• Short problem:
Begin at the line that has "button[interactable]: Thick stroke" and stop after the line that has "button[interactable]: Lasso select". Write those lines out again, changing "stroke" to "width" and leaving everything else as it is.

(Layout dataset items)
——

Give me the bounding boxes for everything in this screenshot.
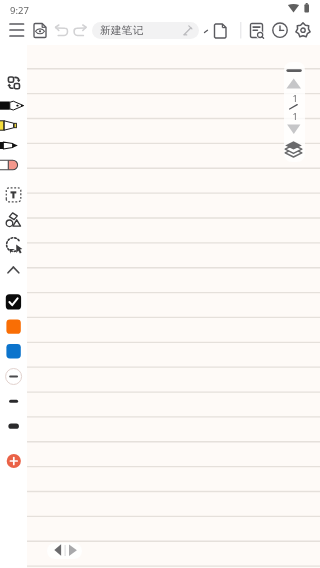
button[interactable]: Thick stroke [2, 415, 25, 437]
button[interactable]: 新建笔记 [92, 22, 199, 39]
button[interactable]: New page [209, 21, 231, 43]
button[interactable]: Redo [71, 21, 90, 40]
button[interactable]: Orange colour [2, 316, 25, 338]
button[interactable]: Pen [2, 135, 25, 157]
button[interactable]: Thin stroke [2, 390, 25, 412]
button[interactable]: Lasso select [2, 235, 25, 257]
button[interactable]: Previous page [284, 77, 305, 91]
button[interactable]: Fountain pen [2, 95, 25, 117]
staticText: 1 [292, 92, 298, 104]
button[interactable]: Eraser [2, 154, 25, 176]
button[interactable]: Add [2, 450, 25, 472]
button[interactable]: Preview [29, 21, 51, 43]
staticText: 1 [292, 110, 298, 122]
button[interactable]: History [269, 21, 291, 43]
button[interactable]: Shapes [2, 209, 25, 231]
button[interactable]: Search notes [246, 21, 268, 43]
button[interactable]: Previous page [47, 543, 64, 559]
button[interactable]: Undo [52, 21, 71, 40]
button[interactable]: Next page [64, 543, 81, 559]
staticText: 9:27 [10, 4, 29, 17]
button[interactable]: Transform [2, 72, 25, 94]
button[interactable]: Layers [284, 136, 305, 160]
button[interactable]: Menu [5, 21, 29, 45]
button[interactable]: Blue colour [2, 340, 25, 362]
button[interactable]: More colours [2, 366, 25, 388]
button[interactable]: Settings [292, 21, 314, 43]
staticText: 新建笔记 [100, 24, 144, 38]
button[interactable]: Collapse [2, 259, 25, 281]
button[interactable]: Text tool [2, 184, 25, 206]
button[interactable]: Highlighter [2, 115, 25, 137]
button[interactable]: Next page [284, 122, 305, 136]
button[interactable]: Black colour [2, 291, 25, 313]
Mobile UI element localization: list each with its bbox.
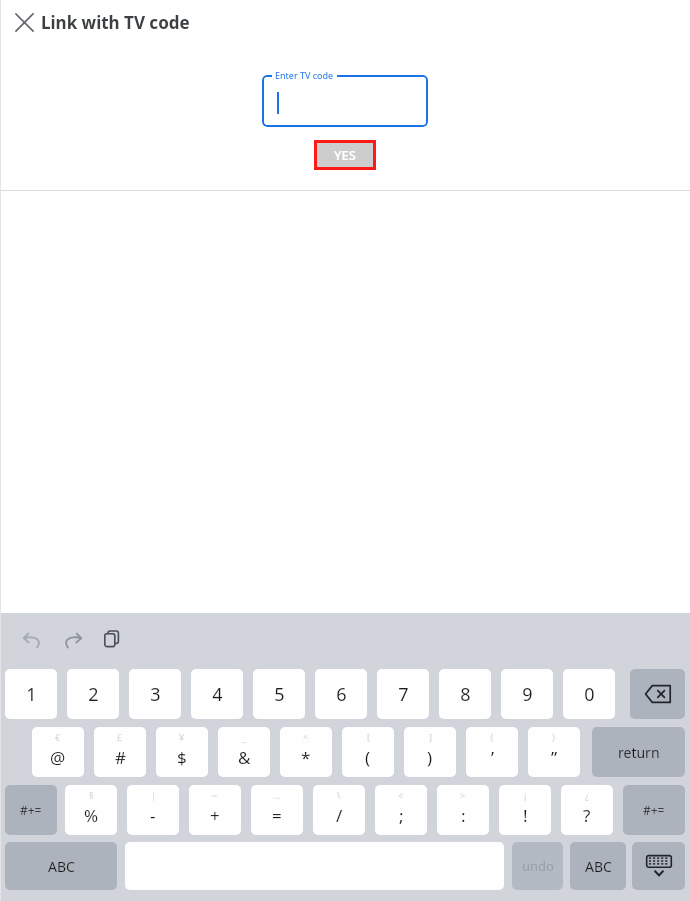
button[interactable]: return: [592, 727, 685, 777]
staticText: [: [367, 731, 370, 743]
staticText: (: [365, 746, 371, 769]
button[interactable]: §: [65, 785, 117, 835]
staticText: Link with TV code: [41, 11, 190, 34]
button[interactable]: 6: [315, 669, 367, 719]
button[interactable]: ~: [189, 785, 241, 835]
staticText: 6: [336, 682, 347, 707]
button[interactable]: 9: [501, 669, 553, 719]
staticText: ¡: [524, 789, 527, 801]
button[interactable]: €: [32, 727, 84, 777]
staticText: #+=: [20, 802, 42, 818]
button[interactable]: _: [218, 727, 270, 777]
staticText: $: [177, 746, 187, 769]
button[interactable]: [262, 75, 428, 127]
button[interactable]: …: [251, 785, 303, 835]
staticText: ~: [212, 789, 218, 801]
button[interactable]: 1: [5, 669, 57, 719]
button[interactable]: Backspace: [630, 669, 685, 719]
staticText: YES: [334, 146, 356, 164]
staticText: #: [115, 746, 126, 769]
staticText: 8: [460, 682, 471, 707]
staticText: …: [273, 789, 281, 801]
staticText: +: [210, 804, 220, 827]
staticText: #+=: [643, 802, 665, 818]
staticText: ’: [491, 746, 494, 769]
staticText: >: [460, 789, 466, 801]
staticText: @: [50, 746, 66, 769]
button[interactable]: }: [528, 727, 580, 777]
staticText: -: [150, 804, 156, 827]
staticText: 2: [88, 682, 99, 707]
button[interactable]: 7: [377, 669, 429, 719]
staticText: \: [337, 789, 341, 801]
button[interactable]: Undo: [16, 623, 48, 655]
button[interactable]: 5: [253, 669, 305, 719]
button[interactable]: £: [94, 727, 146, 777]
staticText: =: [272, 804, 282, 827]
staticText: ”: [551, 746, 558, 769]
staticText: 9: [522, 682, 533, 707]
staticText: ]: [429, 731, 432, 743]
button[interactable]: |: [127, 785, 179, 835]
button[interactable]: 4: [191, 669, 243, 719]
staticText: 5: [274, 682, 285, 707]
button[interactable]: #+=: [623, 785, 685, 835]
button[interactable]: Copy: [96, 623, 128, 655]
staticText: }: [552, 731, 556, 743]
staticText: ): [427, 746, 433, 769]
staticText: ^: [303, 731, 309, 743]
button[interactable]: YES: [317, 143, 373, 167]
button[interactable]: 3: [129, 669, 181, 719]
staticText: !: [523, 804, 528, 827]
staticText: €: [55, 731, 61, 743]
button[interactable]: [: [342, 727, 394, 777]
button[interactable]: #+=: [5, 785, 57, 835]
button[interactable]: Hide keyboard: [632, 842, 685, 890]
staticText: ¥: [179, 731, 185, 743]
staticText: |: [151, 789, 156, 801]
button[interactable]: ¿: [561, 785, 613, 835]
staticText: 1: [26, 682, 37, 707]
button[interactable]: {: [466, 727, 518, 777]
button[interactable]: <: [375, 785, 427, 835]
staticText: *: [301, 746, 311, 769]
button[interactable]: ^: [280, 727, 332, 777]
button[interactable]: ABC: [5, 842, 117, 890]
button[interactable]: 0: [563, 669, 615, 719]
button[interactable]: undo: [512, 842, 563, 890]
staticText: :: [461, 804, 466, 827]
button[interactable]: >: [437, 785, 489, 835]
staticText: £: [117, 731, 123, 743]
staticText: /: [336, 804, 343, 827]
button[interactable]: ]: [404, 727, 456, 777]
staticText: %: [84, 804, 99, 827]
button[interactable]: ¡: [499, 785, 551, 835]
staticText: _: [242, 731, 246, 743]
staticText: {: [490, 731, 494, 743]
staticText: <: [398, 789, 404, 801]
staticText: 3: [150, 682, 161, 707]
button[interactable]: Close: [6, 4, 42, 40]
staticText: ;: [399, 804, 404, 827]
staticText: Enter TV code: [275, 69, 334, 81]
button[interactable]: ABC: [570, 842, 626, 890]
button[interactable]: ¥: [156, 727, 208, 777]
staticText: 4: [212, 682, 223, 707]
staticText: ABC: [48, 857, 75, 876]
button[interactable]: 2: [67, 669, 119, 719]
staticText: return: [618, 743, 660, 762]
staticText: §: [89, 789, 94, 801]
staticText: ABC: [585, 857, 612, 876]
staticText: undo: [522, 857, 554, 875]
button[interactable]: \: [313, 785, 365, 835]
button[interactable]: 8: [439, 669, 491, 719]
staticText: &: [238, 746, 251, 769]
staticText: 7: [398, 682, 409, 707]
staticText: ?: [583, 804, 591, 827]
button[interactable]: Redo: [56, 623, 88, 655]
staticText: ¿: [585, 789, 589, 801]
staticText: 0: [584, 682, 595, 707]
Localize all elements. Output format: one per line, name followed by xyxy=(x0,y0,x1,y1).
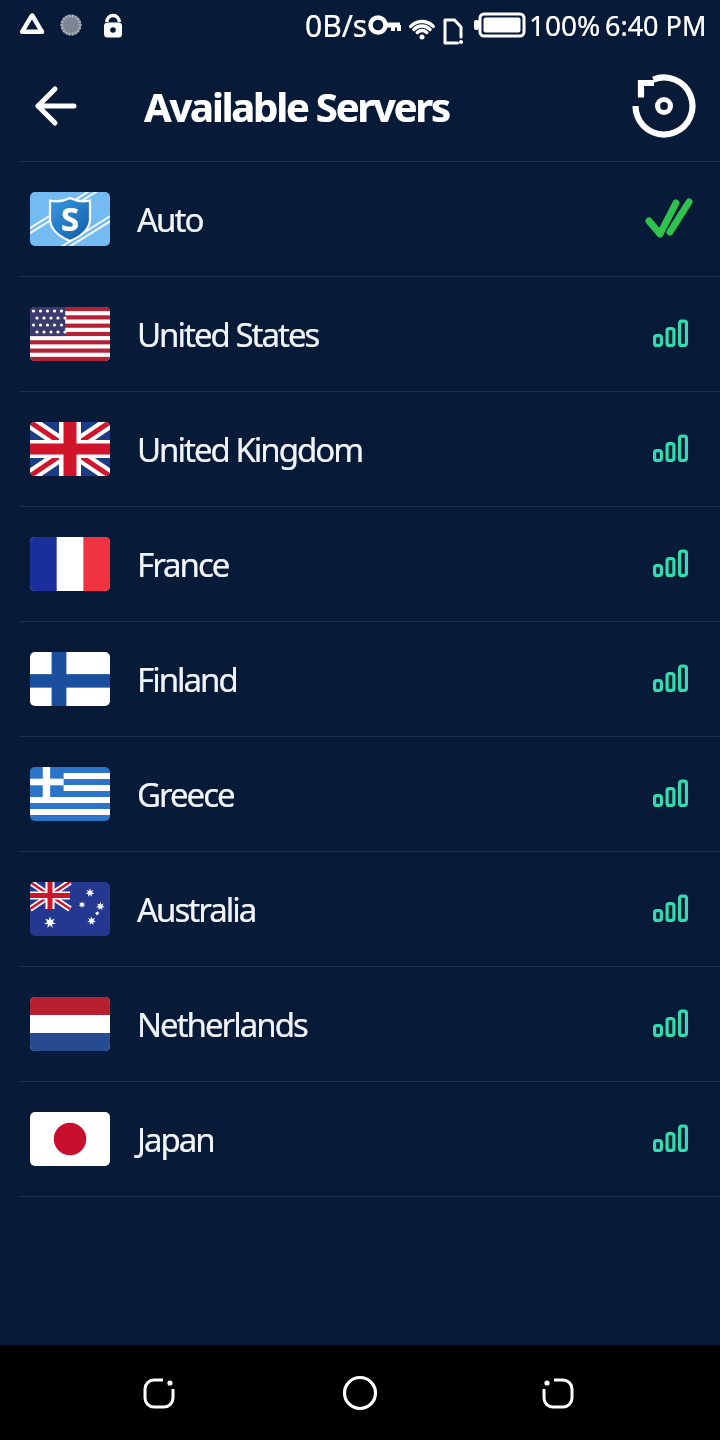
staticText: 6:40 PM xyxy=(605,7,707,44)
button[interactable]: Greece xyxy=(0,737,720,851)
staticText: Finland xyxy=(137,657,237,702)
button[interactable] xyxy=(512,1345,602,1440)
staticText: 100% xyxy=(529,6,601,44)
button[interactable]: Netherlands xyxy=(0,967,720,1081)
button[interactable]: S xyxy=(0,162,720,276)
button[interactable]: Japan xyxy=(0,1082,720,1196)
button[interactable] xyxy=(115,1345,205,1440)
staticText: 0B/s xyxy=(305,5,368,46)
staticText: Australia xyxy=(137,887,256,932)
button[interactable] xyxy=(30,79,84,133)
staticText: United Kingdom xyxy=(137,427,363,472)
button[interactable]: Australia xyxy=(0,852,720,966)
staticText: Greece xyxy=(137,772,234,817)
button[interactable] xyxy=(626,68,702,144)
button[interactable]: Finland xyxy=(0,622,720,736)
staticText: Available Servers xyxy=(144,79,449,133)
button[interactable]: United Kingdom xyxy=(0,392,720,506)
staticText: Auto xyxy=(137,197,203,242)
button[interactable]: United States xyxy=(0,277,720,391)
button[interactable]: France xyxy=(0,507,720,621)
staticText: France xyxy=(137,542,229,587)
staticText: S xyxy=(61,196,80,241)
button[interactable] xyxy=(315,1345,405,1440)
staticText: Japan xyxy=(137,1117,214,1162)
staticText: Netherlands xyxy=(137,1002,307,1047)
staticText: United States xyxy=(137,312,319,357)
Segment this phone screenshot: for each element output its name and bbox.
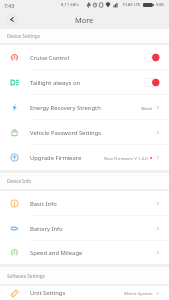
- staticText: Unit Settings: [30, 289, 66, 297]
- staticText: Software Settings: [7, 273, 45, 279]
- button[interactable]: Toggle: [144, 78, 160, 87]
- staticText: Cruise Control: [30, 54, 70, 62]
- staticText: 7:43: [4, 2, 15, 9]
- staticText: Upgrade Firmware: [30, 154, 82, 162]
- button[interactable]: Upgrade Firmware: [0, 145, 169, 170]
- staticText: Vehicle Password Settings: [30, 129, 102, 137]
- staticText: More: [75, 15, 94, 25]
- button[interactable]: Back: [6, 14, 17, 25]
- button[interactable]: Speed and Mileage: [0, 241, 169, 264]
- button[interactable]: Basic Info: [0, 191, 169, 216]
- staticText: 94%: [156, 2, 165, 8]
- staticText: Energy Recovery Strength: [30, 104, 101, 112]
- staticText: PLAY LTE: [123, 2, 141, 8]
- button[interactable]: Energy Recovery Strength: [0, 95, 169, 120]
- button[interactable]: Toggle: [144, 53, 160, 62]
- button[interactable]: Unit Settings: [0, 286, 169, 300]
- button[interactable]: Taillight always on: [0, 70, 169, 95]
- staticText: Device Info: [7, 178, 32, 184]
- button[interactable]: Battery Info: [0, 216, 169, 241]
- staticText: Metric System: [124, 290, 153, 296]
- staticText: Taillight always on: [30, 79, 81, 87]
- staticText: Speed and Mileage: [30, 249, 83, 257]
- staticText: 8,11 kB/s: [61, 2, 79, 8]
- staticText: Weak: [141, 105, 153, 111]
- staticText: Battery Info: [30, 225, 63, 233]
- button[interactable]: Vehicle Password Settings: [0, 120, 169, 145]
- staticText: Basic Info: [30, 200, 57, 208]
- button[interactable]: Cruise Control: [0, 45, 169, 70]
- staticText: Device Settings: [7, 33, 40, 39]
- staticText: New Firmware V 1.4.0: [104, 155, 148, 161]
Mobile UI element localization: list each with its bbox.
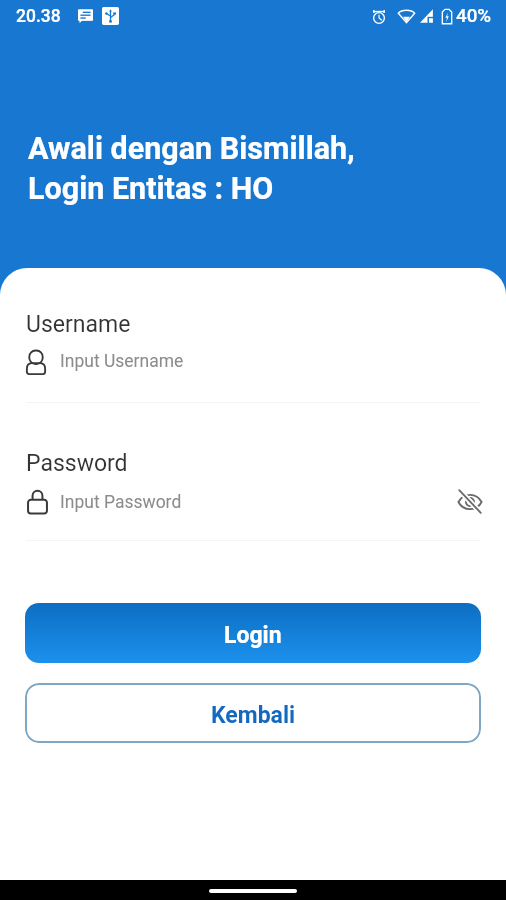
staticText: 20.38 xyxy=(16,6,61,27)
staticText: Input Password xyxy=(60,492,182,513)
staticText: Kembali xyxy=(211,702,296,729)
button[interactable]: Kembali xyxy=(25,683,481,743)
staticText: 40% xyxy=(456,5,492,27)
button[interactable]: Login xyxy=(25,603,481,663)
staticText: Awali dengan Bismillah, xyxy=(28,131,355,167)
staticText: Input Username xyxy=(60,351,184,372)
button[interactable]: Input Password field xyxy=(0,487,506,519)
button[interactable]: Show password xyxy=(451,482,489,520)
button[interactable]: Input Username field xyxy=(0,346,506,378)
staticText: Username xyxy=(26,311,131,338)
staticText: Login xyxy=(224,622,282,649)
staticText: Password xyxy=(26,450,128,477)
staticText: Login Entitas : HO xyxy=(28,171,274,207)
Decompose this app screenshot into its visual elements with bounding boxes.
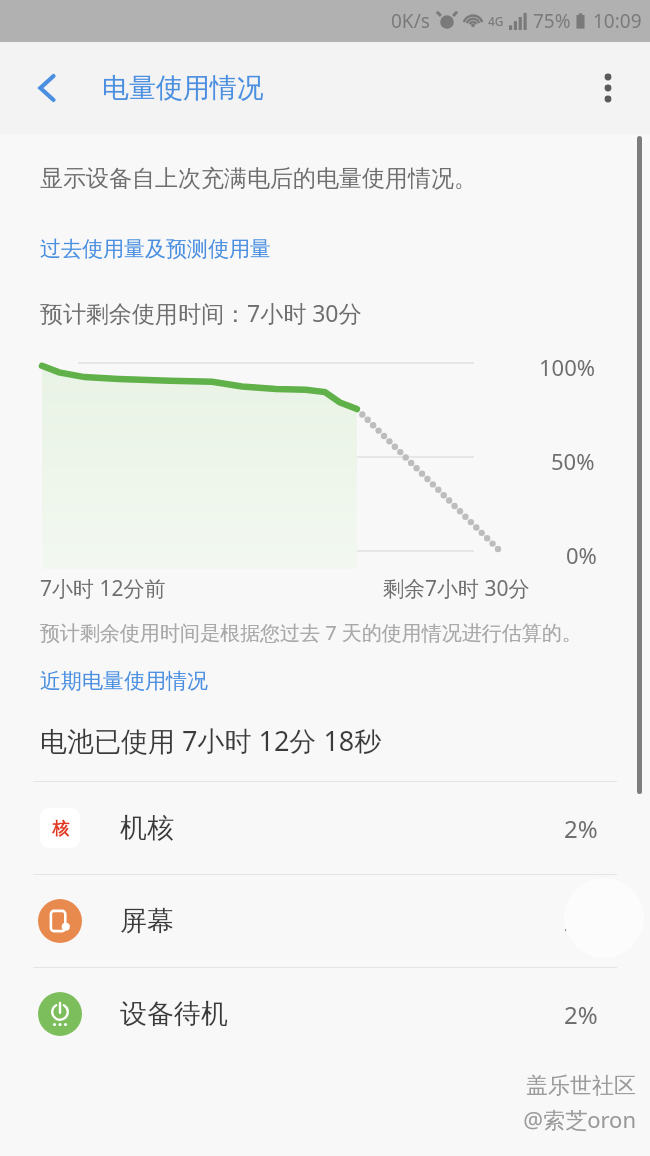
staticText: 电量使用情况 [102, 71, 264, 105]
staticText: 75% [533, 8, 571, 34]
staticText: 7小时 12分前 [40, 574, 166, 603]
button[interactable]: 屏幕 [0, 875, 650, 967]
staticText: 屏幕 [120, 904, 174, 938]
button[interactable]: Back [22, 62, 74, 114]
staticText: 电池已使用 7小时 12分 18秒 [40, 722, 382, 759]
staticText: 2% [564, 812, 598, 845]
staticText: 4G [488, 13, 504, 29]
staticText: 10:09 [593, 8, 642, 34]
staticText: 50% [551, 446, 595, 476]
staticText: 100% [539, 352, 596, 382]
staticText: 2% [564, 905, 598, 938]
staticText: 机核 [120, 811, 174, 845]
staticText: 盖乐世社区 [526, 1072, 636, 1100]
staticText: 2% [564, 998, 598, 1031]
staticText: 0K/s [391, 8, 430, 34]
staticText: 0% [566, 540, 597, 570]
staticText: 过去使用量及预测使用量 [40, 236, 271, 262]
staticText: 近期电量使用情况 [40, 668, 208, 694]
staticText: 设备待机 [120, 997, 228, 1031]
staticText: 预计剩余使用时间是根据您过去 7 天的使用情况进行估算的。 [40, 619, 582, 646]
staticText: @索芝oron [523, 1104, 636, 1134]
button[interactable]: 设备待机 [0, 968, 650, 1060]
staticText: 剩余7小时 30分 [383, 574, 530, 603]
staticText: 预计剩余使用时间：7小时 30分 [40, 297, 362, 328]
staticText: 显示设备自上次充满电后的电量使用情况。 [40, 164, 477, 193]
staticText: 核 [52, 818, 69, 839]
button[interactable]: 核 [0, 782, 650, 874]
button[interactable]: More options [582, 62, 634, 114]
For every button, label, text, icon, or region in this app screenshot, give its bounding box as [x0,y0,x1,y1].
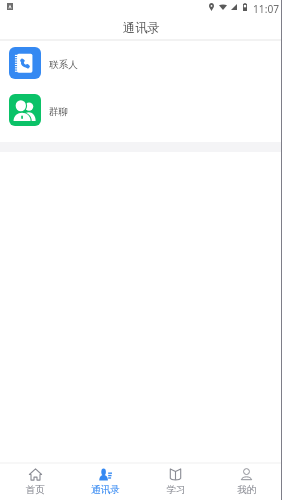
button[interactable]: Study [140,464,211,500]
staticText: 通讯录 [91,484,120,496]
staticText: 首页 [25,484,45,496]
staticText: 群聊 [49,106,69,118]
staticText: 学习 [166,484,186,496]
staticText: 通讯录 [123,20,160,35]
staticText: 11:07 [253,2,280,16]
button[interactable]: 群聊 [0,88,282,135]
other: Home [29,468,42,481]
other: Study [169,468,182,481]
staticText: 我的 [237,484,257,496]
other: Contacts [99,468,112,481]
staticText: 联系人 [49,59,78,71]
button[interactable]: Profile [211,464,282,500]
button[interactable]: Home [0,464,70,500]
button[interactable]: Contacts [70,464,140,500]
button[interactable]: 联系人 [0,41,282,88]
other: Profile [240,468,253,481]
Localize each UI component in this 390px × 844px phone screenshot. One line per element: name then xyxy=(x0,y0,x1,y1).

——

• Output below:
button[interactable]: Thick width [2, 415, 25, 437]
button[interactable]: 新建笔记 [92, 22, 199, 39]
button[interactable]: New page [209, 21, 231, 43]
button[interactable]: Redo [71, 21, 90, 40]
button[interactable]: Orange colour [2, 316, 25, 338]
button[interactable]: Pen [2, 135, 25, 157]
button[interactable]: Thin width [2, 390, 25, 412]
button[interactable]: Lasso select [2, 235, 25, 257]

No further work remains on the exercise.